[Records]

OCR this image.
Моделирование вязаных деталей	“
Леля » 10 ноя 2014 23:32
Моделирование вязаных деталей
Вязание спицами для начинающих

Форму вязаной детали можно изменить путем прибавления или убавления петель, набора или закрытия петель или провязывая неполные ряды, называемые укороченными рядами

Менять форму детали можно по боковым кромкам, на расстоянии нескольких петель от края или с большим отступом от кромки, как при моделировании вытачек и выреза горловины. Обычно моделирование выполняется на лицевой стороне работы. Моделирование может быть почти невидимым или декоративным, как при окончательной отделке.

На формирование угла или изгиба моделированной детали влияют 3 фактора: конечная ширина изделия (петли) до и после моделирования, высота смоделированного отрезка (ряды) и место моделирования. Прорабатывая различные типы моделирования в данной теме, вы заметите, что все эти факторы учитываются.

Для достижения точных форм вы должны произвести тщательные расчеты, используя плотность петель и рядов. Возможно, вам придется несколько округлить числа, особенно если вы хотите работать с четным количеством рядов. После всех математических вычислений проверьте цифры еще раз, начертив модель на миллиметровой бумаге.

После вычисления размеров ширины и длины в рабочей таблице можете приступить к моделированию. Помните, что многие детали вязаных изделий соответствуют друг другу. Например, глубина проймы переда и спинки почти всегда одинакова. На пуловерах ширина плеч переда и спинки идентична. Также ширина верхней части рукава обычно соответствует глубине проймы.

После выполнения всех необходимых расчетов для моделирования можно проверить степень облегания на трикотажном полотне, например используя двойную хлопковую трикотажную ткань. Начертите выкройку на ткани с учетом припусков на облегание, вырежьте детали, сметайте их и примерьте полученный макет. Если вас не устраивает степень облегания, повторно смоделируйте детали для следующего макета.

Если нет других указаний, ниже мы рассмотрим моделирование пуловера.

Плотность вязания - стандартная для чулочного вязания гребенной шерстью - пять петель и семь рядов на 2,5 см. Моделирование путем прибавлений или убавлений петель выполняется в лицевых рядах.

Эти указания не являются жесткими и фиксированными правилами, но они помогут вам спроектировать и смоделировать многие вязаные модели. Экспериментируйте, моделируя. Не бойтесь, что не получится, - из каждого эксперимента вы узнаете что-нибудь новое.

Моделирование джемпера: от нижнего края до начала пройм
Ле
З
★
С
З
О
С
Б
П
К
==
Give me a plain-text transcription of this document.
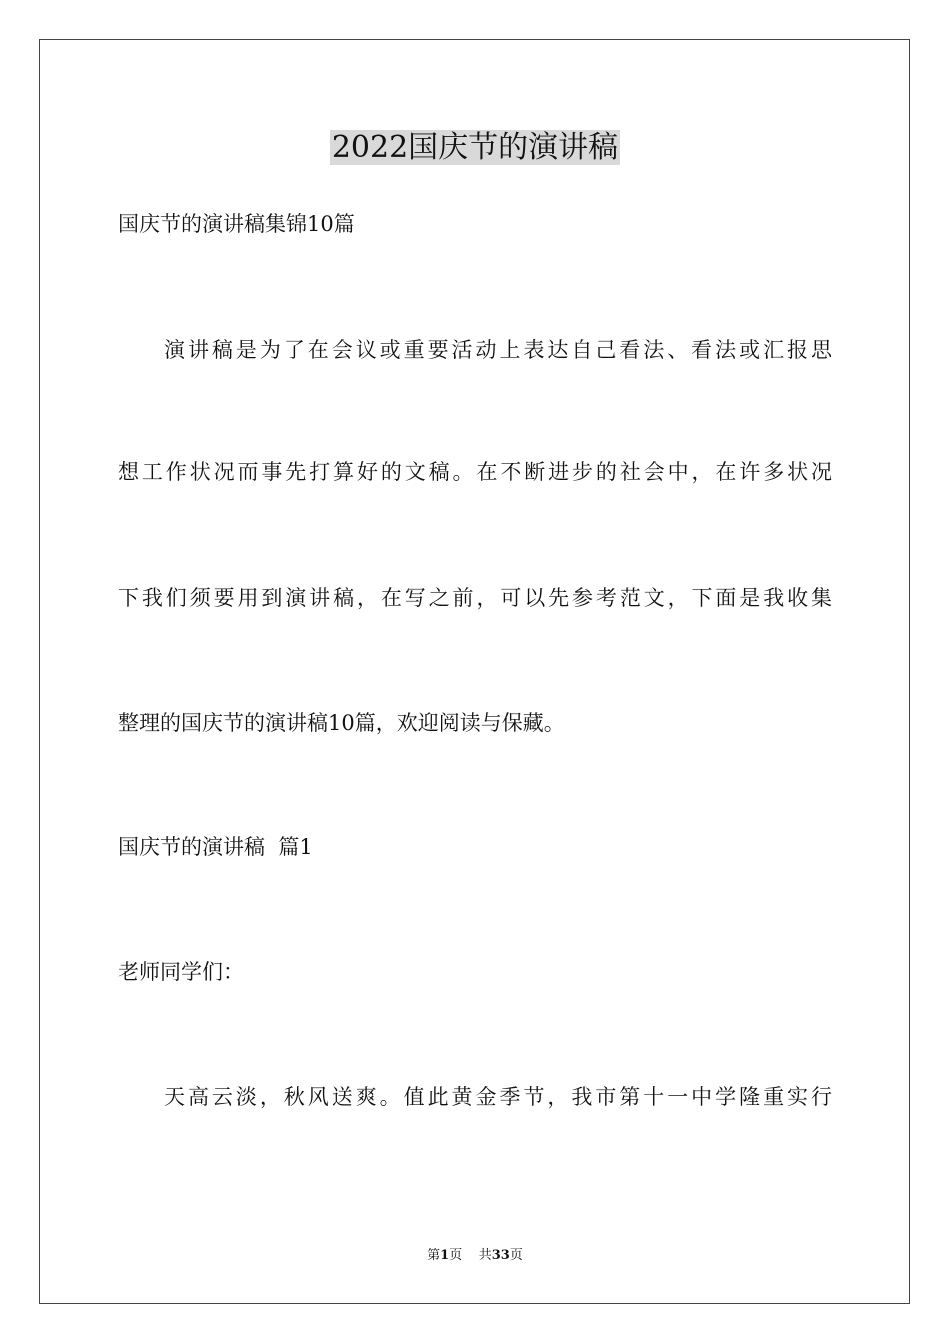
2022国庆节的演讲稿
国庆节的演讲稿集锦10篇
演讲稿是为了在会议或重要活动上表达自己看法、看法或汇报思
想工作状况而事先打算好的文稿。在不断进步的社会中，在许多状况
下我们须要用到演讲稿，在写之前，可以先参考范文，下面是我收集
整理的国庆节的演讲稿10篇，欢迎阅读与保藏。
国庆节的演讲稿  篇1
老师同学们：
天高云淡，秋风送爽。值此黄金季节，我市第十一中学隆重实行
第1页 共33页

WHAT THIS TASK INVOLVES: How many lines of the listing above include the word "используя"? State the number and nothing else.

SOLUTION: 2